■ Aim
Answer with one number only: the number of lines that contain "wall".

■ Supplied material
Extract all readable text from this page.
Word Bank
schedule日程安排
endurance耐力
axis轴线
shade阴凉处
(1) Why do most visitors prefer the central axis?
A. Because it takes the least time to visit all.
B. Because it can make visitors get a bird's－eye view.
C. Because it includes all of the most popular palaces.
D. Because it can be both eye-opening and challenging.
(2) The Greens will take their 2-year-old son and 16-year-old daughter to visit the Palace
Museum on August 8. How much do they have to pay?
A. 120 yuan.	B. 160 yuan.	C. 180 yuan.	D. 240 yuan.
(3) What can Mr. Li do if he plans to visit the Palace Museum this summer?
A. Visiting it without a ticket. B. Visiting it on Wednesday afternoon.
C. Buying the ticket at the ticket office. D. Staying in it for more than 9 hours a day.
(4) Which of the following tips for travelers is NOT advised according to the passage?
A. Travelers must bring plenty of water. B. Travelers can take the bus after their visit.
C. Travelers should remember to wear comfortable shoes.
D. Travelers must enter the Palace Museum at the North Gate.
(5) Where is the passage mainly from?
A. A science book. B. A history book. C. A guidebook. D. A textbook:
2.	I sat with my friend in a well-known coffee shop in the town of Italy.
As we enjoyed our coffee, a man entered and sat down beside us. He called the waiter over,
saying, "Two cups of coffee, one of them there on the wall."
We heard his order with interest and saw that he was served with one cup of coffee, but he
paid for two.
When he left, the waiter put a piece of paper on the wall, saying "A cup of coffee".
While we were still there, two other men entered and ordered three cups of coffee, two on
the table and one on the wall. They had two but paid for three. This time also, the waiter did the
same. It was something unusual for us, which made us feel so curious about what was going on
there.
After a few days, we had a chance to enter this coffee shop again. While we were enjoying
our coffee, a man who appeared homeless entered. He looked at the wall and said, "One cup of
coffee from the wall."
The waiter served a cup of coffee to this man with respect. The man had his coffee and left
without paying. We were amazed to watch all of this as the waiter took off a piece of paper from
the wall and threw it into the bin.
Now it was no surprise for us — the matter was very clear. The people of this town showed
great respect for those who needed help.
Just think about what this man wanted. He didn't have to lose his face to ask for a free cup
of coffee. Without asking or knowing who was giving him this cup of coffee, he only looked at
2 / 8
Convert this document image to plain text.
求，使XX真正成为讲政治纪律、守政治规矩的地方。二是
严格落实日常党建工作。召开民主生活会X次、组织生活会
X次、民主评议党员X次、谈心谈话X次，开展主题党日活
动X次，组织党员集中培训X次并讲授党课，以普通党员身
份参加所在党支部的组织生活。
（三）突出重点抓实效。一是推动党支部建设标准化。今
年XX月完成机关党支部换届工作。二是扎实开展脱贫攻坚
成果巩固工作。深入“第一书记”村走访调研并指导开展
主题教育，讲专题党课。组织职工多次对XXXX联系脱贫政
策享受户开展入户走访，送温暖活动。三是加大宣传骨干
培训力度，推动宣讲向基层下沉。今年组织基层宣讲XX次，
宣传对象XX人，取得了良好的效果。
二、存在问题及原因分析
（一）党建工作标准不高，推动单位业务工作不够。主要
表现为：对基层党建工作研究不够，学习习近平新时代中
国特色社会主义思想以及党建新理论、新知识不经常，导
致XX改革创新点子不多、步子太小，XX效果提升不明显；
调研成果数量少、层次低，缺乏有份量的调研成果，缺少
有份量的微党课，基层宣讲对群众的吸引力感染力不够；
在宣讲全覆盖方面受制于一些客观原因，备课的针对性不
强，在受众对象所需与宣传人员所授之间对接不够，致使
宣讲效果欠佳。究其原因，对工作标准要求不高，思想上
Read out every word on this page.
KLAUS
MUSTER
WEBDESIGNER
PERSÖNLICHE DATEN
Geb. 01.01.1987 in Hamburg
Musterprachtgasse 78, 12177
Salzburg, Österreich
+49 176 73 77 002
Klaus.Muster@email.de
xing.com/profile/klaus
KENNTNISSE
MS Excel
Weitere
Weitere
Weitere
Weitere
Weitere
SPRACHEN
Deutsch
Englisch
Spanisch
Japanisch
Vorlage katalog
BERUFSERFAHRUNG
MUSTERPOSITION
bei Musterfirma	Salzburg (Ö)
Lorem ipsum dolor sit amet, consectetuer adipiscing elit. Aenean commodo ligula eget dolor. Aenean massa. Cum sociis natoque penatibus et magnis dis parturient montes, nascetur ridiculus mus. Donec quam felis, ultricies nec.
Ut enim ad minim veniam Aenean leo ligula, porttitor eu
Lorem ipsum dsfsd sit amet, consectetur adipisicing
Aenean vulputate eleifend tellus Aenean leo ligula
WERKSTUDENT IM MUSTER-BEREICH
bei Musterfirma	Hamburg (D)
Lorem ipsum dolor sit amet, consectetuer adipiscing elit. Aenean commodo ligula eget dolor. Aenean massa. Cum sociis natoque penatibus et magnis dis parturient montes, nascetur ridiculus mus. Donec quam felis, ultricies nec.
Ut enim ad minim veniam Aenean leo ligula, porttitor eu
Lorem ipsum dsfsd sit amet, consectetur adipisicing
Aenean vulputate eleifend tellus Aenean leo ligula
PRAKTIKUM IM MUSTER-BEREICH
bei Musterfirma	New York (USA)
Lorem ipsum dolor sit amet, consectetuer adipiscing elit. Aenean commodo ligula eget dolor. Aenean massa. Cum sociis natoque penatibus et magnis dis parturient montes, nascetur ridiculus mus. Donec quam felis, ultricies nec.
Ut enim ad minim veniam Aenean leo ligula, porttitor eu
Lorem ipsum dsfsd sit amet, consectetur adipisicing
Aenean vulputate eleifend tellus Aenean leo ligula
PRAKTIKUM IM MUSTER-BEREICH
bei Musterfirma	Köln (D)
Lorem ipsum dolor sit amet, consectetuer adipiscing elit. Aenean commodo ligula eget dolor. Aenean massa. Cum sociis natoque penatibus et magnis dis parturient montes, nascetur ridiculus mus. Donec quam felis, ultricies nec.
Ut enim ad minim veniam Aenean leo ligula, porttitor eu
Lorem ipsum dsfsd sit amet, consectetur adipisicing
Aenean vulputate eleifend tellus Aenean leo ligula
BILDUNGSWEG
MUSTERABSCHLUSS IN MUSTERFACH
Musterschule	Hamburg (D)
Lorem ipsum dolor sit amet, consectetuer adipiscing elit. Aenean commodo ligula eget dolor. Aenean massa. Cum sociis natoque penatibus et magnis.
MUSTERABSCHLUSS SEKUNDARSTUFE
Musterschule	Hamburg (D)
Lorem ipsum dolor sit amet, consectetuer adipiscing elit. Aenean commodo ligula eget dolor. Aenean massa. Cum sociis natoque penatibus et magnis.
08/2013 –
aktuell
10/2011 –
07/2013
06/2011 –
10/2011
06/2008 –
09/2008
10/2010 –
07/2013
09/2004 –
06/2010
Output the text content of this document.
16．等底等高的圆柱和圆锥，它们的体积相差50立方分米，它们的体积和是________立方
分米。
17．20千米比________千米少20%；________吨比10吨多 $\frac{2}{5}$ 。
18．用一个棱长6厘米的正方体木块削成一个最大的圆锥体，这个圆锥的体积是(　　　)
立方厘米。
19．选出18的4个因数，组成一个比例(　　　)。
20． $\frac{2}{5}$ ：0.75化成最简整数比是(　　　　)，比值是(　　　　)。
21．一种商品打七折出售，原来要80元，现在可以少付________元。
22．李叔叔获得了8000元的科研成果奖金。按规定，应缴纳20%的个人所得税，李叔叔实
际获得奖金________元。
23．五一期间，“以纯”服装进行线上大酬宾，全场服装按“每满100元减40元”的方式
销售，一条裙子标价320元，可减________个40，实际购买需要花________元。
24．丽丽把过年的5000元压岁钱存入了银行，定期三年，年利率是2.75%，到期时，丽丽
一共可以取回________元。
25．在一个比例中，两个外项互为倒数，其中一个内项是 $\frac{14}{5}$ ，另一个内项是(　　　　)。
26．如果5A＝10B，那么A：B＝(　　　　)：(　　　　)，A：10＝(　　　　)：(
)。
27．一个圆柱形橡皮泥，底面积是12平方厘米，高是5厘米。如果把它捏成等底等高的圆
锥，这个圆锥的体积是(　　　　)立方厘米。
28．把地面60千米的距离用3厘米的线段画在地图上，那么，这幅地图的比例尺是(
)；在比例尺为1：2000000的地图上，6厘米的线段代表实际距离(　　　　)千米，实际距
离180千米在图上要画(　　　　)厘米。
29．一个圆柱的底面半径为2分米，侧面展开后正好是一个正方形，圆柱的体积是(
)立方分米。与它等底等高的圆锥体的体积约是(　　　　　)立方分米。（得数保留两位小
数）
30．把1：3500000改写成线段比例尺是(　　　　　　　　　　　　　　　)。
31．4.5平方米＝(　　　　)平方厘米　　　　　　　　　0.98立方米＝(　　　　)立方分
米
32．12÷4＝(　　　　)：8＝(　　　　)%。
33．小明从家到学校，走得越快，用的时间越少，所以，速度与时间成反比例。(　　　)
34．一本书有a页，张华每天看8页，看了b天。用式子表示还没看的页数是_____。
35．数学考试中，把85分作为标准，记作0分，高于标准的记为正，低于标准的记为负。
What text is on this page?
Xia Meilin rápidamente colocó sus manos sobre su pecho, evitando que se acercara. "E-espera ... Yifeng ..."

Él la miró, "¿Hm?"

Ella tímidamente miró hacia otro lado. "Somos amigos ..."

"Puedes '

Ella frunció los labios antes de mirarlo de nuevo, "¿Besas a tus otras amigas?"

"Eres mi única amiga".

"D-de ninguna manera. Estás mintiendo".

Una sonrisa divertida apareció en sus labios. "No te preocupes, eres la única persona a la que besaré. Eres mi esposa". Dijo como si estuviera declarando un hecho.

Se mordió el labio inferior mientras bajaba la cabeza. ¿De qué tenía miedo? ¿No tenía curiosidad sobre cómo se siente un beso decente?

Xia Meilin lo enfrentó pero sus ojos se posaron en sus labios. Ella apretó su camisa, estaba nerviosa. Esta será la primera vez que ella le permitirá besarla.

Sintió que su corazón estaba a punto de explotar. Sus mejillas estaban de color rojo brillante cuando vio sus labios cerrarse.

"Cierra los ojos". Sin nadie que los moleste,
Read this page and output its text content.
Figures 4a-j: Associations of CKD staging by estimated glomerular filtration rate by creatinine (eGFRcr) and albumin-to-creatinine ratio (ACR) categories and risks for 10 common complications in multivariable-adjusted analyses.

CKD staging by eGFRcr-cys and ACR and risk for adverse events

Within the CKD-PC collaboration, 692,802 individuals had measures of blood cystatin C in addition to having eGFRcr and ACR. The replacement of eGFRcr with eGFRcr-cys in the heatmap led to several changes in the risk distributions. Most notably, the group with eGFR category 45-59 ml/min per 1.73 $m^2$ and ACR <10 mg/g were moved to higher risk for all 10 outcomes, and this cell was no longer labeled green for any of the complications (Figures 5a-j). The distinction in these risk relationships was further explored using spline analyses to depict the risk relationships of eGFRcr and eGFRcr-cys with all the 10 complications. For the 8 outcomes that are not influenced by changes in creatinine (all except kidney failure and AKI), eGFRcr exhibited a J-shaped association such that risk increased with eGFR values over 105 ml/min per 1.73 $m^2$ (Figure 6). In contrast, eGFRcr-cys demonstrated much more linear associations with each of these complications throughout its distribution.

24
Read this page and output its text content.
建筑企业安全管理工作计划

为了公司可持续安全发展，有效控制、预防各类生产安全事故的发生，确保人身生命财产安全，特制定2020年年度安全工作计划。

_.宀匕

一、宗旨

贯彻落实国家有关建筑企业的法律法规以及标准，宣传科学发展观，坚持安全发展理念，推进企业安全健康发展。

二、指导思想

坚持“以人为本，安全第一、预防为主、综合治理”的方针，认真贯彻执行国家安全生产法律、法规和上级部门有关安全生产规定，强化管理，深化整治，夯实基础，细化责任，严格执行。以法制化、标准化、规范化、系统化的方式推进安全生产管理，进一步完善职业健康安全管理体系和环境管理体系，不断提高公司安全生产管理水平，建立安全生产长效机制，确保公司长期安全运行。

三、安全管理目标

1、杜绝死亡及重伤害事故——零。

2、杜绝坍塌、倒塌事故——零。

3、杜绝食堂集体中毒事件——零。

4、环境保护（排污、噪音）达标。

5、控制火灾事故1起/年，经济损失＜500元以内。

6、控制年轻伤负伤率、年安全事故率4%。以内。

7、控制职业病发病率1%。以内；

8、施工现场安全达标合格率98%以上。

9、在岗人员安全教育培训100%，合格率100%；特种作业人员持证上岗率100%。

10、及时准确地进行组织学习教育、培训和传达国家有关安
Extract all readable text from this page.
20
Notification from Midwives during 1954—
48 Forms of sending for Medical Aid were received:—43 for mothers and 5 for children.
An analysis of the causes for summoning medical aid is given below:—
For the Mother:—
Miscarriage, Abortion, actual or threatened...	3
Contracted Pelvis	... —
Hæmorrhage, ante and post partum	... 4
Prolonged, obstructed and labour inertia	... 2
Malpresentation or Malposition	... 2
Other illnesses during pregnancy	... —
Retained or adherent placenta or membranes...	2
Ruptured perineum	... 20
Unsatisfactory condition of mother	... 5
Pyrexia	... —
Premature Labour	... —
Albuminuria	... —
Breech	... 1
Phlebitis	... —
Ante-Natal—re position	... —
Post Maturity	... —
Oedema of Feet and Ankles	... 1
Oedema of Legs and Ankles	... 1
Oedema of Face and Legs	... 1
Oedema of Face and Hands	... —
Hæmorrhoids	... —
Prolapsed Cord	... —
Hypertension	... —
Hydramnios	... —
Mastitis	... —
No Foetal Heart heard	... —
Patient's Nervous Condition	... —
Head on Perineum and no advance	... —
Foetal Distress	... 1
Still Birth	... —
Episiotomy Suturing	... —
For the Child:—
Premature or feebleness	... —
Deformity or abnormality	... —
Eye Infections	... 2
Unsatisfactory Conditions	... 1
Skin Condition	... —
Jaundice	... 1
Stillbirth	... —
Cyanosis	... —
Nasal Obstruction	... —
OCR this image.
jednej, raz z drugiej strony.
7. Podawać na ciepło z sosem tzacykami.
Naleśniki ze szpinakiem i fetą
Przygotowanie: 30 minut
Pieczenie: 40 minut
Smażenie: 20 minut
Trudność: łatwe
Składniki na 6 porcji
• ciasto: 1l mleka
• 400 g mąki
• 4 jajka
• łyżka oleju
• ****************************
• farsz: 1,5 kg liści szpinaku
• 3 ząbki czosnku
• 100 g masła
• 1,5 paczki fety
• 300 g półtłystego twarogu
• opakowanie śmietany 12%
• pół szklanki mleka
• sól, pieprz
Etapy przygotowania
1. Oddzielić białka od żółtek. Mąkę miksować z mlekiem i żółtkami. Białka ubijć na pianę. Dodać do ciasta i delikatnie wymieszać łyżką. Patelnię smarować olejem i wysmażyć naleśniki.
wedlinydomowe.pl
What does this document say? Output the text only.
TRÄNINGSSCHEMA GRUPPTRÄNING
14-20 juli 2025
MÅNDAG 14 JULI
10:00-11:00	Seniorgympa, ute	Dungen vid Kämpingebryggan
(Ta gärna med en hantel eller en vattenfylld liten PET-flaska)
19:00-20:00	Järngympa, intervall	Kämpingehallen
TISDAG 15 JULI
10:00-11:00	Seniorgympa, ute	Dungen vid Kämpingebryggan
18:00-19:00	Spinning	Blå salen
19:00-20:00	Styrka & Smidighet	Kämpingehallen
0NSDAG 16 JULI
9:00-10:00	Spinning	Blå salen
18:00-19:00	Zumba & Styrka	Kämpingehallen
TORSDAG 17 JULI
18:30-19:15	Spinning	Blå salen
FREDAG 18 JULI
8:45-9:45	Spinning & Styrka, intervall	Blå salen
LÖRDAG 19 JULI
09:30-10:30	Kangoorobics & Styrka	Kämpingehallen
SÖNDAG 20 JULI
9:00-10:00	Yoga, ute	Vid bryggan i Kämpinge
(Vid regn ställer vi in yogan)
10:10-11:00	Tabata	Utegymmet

■ The output
6